→ **Written problem**: Of all the lines in the material below, how many include the string "이용하는"? Give the number only.

## START Working data

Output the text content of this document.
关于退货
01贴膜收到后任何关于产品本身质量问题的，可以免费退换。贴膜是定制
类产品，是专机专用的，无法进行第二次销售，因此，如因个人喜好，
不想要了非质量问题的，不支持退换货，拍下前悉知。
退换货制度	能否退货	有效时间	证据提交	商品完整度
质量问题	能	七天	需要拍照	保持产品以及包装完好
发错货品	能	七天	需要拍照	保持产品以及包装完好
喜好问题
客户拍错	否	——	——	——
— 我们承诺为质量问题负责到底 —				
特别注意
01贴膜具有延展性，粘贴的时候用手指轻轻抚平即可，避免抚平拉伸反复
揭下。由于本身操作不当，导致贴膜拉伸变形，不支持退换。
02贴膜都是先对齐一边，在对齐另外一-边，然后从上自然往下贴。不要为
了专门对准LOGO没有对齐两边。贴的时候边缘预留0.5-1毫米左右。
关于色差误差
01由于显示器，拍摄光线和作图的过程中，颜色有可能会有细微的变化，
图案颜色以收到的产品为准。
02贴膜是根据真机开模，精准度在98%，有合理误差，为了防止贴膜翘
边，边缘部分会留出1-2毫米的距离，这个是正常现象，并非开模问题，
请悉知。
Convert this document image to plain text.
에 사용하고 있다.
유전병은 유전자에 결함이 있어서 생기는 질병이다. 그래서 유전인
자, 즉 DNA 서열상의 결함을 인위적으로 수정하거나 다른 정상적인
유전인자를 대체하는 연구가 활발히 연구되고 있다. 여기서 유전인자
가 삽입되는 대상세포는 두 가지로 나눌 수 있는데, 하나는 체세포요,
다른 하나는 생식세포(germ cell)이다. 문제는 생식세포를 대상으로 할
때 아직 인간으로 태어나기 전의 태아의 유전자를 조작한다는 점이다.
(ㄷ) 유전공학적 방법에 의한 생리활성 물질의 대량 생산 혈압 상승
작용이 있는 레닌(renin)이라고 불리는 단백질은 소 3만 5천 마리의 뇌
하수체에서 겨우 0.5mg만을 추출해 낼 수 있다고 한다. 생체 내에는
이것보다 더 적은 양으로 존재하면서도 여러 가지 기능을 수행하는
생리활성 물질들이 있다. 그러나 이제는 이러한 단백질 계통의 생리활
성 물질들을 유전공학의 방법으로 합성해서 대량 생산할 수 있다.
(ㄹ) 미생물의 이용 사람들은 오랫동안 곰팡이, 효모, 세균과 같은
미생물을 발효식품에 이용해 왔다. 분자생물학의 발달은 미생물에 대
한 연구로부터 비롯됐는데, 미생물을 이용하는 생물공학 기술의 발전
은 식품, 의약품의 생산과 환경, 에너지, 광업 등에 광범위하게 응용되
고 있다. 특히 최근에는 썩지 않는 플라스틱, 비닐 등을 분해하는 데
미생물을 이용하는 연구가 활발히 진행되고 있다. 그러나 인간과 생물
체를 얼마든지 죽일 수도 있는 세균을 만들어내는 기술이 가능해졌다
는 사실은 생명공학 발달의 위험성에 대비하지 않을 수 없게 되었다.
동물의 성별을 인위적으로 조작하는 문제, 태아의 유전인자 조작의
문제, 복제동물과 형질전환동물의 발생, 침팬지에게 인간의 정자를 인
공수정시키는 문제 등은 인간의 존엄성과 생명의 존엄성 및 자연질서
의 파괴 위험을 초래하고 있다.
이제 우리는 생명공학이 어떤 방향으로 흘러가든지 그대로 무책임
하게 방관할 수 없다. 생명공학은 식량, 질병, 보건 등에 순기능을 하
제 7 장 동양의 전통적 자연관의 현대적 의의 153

## END Working data

→ **Task response**: 2